▶ **What is being asked**:
From the entries below, extract every line that includes the word "offset".
# Start of Information supplied
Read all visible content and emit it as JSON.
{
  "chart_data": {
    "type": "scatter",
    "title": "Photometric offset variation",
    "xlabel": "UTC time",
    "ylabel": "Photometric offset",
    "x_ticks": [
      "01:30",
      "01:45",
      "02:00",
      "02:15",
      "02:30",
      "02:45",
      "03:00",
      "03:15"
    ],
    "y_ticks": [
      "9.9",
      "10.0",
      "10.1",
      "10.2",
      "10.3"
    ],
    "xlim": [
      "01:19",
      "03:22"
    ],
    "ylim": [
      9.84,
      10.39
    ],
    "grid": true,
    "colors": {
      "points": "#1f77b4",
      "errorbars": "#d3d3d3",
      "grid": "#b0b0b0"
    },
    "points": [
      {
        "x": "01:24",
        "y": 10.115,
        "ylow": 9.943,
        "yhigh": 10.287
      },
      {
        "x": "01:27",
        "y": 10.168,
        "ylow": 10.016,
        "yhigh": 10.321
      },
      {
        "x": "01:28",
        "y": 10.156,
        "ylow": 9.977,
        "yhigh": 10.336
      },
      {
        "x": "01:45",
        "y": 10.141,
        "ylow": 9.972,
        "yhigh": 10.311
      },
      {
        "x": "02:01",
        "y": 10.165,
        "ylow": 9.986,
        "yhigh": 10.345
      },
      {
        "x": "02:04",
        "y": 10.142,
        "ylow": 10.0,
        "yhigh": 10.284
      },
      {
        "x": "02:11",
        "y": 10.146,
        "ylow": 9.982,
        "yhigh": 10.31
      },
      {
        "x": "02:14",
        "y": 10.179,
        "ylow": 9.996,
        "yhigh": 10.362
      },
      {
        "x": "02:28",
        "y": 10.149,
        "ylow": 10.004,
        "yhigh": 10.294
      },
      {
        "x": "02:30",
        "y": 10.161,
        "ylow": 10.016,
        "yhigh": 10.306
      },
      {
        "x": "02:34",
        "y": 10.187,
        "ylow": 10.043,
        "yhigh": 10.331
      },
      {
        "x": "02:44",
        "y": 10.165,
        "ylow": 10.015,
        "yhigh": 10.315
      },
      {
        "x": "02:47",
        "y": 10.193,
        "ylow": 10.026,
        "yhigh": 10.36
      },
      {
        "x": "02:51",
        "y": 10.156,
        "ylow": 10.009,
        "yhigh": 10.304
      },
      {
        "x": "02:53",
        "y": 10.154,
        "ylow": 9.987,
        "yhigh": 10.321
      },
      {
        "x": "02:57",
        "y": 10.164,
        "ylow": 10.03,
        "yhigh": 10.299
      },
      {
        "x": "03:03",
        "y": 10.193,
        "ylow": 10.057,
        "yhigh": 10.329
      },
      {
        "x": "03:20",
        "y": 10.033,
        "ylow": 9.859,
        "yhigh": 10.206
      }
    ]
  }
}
# End of Information supplied
▶ **Answer to the exercise**:
    "title": "Photometric offset variation",
    "ylabel": "Photometric offset",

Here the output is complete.